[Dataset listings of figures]
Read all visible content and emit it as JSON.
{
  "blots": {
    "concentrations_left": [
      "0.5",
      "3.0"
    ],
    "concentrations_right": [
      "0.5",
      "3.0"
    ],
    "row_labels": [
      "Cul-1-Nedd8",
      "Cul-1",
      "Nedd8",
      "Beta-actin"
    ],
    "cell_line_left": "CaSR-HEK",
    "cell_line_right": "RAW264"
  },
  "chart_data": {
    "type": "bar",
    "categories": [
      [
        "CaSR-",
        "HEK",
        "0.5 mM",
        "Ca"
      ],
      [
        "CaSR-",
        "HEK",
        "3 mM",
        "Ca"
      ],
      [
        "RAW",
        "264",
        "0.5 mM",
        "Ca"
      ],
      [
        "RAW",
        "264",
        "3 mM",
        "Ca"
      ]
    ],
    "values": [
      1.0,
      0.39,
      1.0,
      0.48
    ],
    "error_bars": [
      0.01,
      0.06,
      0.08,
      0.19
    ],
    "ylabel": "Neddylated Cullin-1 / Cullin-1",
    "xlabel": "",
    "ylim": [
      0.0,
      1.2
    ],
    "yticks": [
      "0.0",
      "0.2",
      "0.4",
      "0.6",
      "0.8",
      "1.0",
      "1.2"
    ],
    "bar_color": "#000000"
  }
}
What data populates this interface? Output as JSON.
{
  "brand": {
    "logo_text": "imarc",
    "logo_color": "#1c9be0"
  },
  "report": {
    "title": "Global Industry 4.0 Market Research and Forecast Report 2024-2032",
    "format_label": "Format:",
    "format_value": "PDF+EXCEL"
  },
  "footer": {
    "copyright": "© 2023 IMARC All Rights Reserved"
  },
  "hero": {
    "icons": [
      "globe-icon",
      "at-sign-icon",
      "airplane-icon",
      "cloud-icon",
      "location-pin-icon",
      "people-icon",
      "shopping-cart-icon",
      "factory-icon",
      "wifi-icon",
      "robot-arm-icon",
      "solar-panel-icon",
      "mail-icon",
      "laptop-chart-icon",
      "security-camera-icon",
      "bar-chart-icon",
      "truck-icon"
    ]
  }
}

■ **OBJECTIVE**
In this exercise, repeat all entries exactly.

■ **REPLY**
Read all visible content and emit it as JSON.
{
  "blots": {
    "concentrations_left": [
      "0.5",
      "3.0"
    ],
    "concentrations_right": [
      "0.5",
      "3.0"
    ],
    "row_labels": [
      "Cul-1-Nedd8",
      "Cul-1",
      "Nedd8",
      "Beta-actin"
    ],
    "cell_line_left": "CaSR-HEK",
    "cell_line_right": "RAW264"
  },
  "chart_data": {
    "type": "bar",
    "categories": [
      [
        "CaSR-",
        "HEK",
        "0.5 mM",
        "Ca"
      ],
      [
        "CaSR-",
        "HEK",
        "3 mM",
        "Ca"
      ],
      [
        "RAW",
        "264",
        "0.5 mM",
        "Ca"
      ],
      [
        "RAW",
        "264",
        "3 mM",
        "Ca"
      ]
    ],
    "values": [
      1.0,
      0.39,
      1.0,
      0.48
    ],
    "error_bars": [
      0.01,
      0.06,
      0.08,
      0.19
    ],
    "ylabel": "Neddylated Cullin-1 / Cullin-1",
    "xlabel": "",
    "ylim": [
      0.0,
      1.2
    ],
    "yticks": [
      "0.0",
      "0.2",
      "0.4",
      "0.6",
      "0.8",
      "1.0",
      "1.2"
    ],
    "bar_color": "#000000"
  }
}
What data populates this interface? Output as JSON.
{
  "brand": {
    "logo_text": "imarc",
    "logo_color": "#1c9be0"
  },
  "report": {
    "title": "Global Industry 4.0 Market Research and Forecast Report 2024-2032",
    "format_label": "Format:",
    "format_value": "PDF+EXCEL"
  },
  "footer": {
    "copyright": "© 2023 IMARC All Rights Reserved"
  },
  "hero": {
    "icons": [
      "globe-icon",
      "at-sign-icon",
      "airplane-icon",
      "cloud-icon",
      "location-pin-icon",
      "people-icon",
      "shopping-cart-icon",
      "factory-icon",
      "wifi-icon",
      "robot-arm-icon",
      "solar-panel-icon",
      "mail-icon",
      "laptop-chart-icon",
      "security-camera-icon",
      "bar-chart-icon",
      "truck-icon"
    ]
  }
}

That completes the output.